§ TASK DETAILS:
Please return the full listing below without altering anything.

§ Data excerpts:
>> START
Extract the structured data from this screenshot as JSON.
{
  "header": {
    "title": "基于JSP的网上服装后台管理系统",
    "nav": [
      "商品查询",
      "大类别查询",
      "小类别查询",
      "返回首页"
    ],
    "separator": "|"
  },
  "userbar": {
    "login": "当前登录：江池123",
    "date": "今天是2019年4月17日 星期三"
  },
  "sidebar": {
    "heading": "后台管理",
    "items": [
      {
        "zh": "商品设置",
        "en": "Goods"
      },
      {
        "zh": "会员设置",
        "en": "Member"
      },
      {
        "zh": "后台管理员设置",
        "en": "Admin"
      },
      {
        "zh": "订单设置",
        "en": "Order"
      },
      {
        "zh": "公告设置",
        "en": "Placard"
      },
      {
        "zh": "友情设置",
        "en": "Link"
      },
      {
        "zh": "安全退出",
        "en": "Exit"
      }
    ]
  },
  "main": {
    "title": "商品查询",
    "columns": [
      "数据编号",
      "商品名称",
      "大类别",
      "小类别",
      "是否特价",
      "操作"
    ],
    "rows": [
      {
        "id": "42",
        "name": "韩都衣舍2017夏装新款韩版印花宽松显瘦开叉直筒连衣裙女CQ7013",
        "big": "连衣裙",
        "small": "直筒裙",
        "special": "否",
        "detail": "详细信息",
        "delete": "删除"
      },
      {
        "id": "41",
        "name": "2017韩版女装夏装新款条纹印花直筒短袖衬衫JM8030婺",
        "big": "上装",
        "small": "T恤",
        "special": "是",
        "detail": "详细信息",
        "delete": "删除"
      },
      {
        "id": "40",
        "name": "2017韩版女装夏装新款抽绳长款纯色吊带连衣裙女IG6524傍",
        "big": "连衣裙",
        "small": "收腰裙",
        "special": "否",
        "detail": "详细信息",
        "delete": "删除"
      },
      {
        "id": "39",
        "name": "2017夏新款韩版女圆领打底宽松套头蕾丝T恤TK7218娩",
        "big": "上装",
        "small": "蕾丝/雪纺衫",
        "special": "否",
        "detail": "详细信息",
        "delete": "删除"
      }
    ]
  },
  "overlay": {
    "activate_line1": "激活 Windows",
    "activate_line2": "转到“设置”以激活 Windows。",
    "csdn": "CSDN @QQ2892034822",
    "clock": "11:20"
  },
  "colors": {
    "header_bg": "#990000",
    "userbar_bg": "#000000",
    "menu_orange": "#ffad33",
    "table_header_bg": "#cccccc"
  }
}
>> END
§ COMPLETE OUTPUT:
Extract the structured data from this screenshot as JSON.
{
  "header": {
    "title": "基于JSP的网上服装后台管理系统",
    "nav": [
      "商品查询",
      "大类别查询",
      "小类别查询",
      "返回首页"
    ],
    "separator": "|"
  },
  "userbar": {
    "login": "当前登录：江池123",
    "date": "今天是2019年4月17日 星期三"
  },
  "sidebar": {
    "heading": "后台管理",
    "items": [
      {
        "zh": "商品设置",
        "en": "Goods"
      },
      {
        "zh": "会员设置",
        "en": "Member"
      },
      {
        "zh": "后台管理员设置",
        "en": "Admin"
      },
      {
        "zh": "订单设置",
        "en": "Order"
      },
      {
        "zh": "公告设置",
        "en": "Placard"
      },
      {
        "zh": "友情设置",
        "en": "Link"
      },
      {
        "zh": "安全退出",
        "en": "Exit"
      }
    ]
  },
  "main": {
    "title": "商品查询",
    "columns": [
      "数据编号",
      "商品名称",
      "大类别",
      "小类别",
      "是否特价",
      "操作"
    ],
    "rows": [
      {
        "id": "42",
        "name": "韩都衣舍2017夏装新款韩版印花宽松显瘦开叉直筒连衣裙女CQ7013",
        "big": "连衣裙",
        "small": "直筒裙",
        "special": "否",
        "detail": "详细信息",
        "delete": "删除"
      },
      {
        "id": "41",
        "name": "2017韩版女装夏装新款条纹印花直筒短袖衬衫JM8030婺",
        "big": "上装",
        "small": "T恤",
        "special": "是",
        "detail": "详细信息",
        "delete": "删除"
      },
      {
        "id": "40",
        "name": "2017韩版女装夏装新款抽绳长款纯色吊带连衣裙女IG6524傍",
        "big": "连衣裙",
        "small": "收腰裙",
        "special": "否",
        "detail": "详细信息",
        "delete": "删除"
      },
      {
        "id": "39",
        "name": "2017夏新款韩版女圆领打底宽松套头蕾丝T恤TK7218娩",
        "big": "上装",
        "small": "蕾丝/雪纺衫",
        "special": "否",
        "detail": "详细信息",
        "delete": "删除"
      }
    ]
  },
  "overlay": {
    "activate_line1": "激活 Windows",
    "activate_line2": "转到“设置”以激活 Windows。",
    "csdn": "CSDN @QQ2892034822",
    "clock": "11:20"
  },
  "colors": {
    "header_bg": "#990000",
    "userbar_bg": "#000000",
    "menu_orange": "#ffad33",
    "table_header_bg": "#cccccc"
  }
}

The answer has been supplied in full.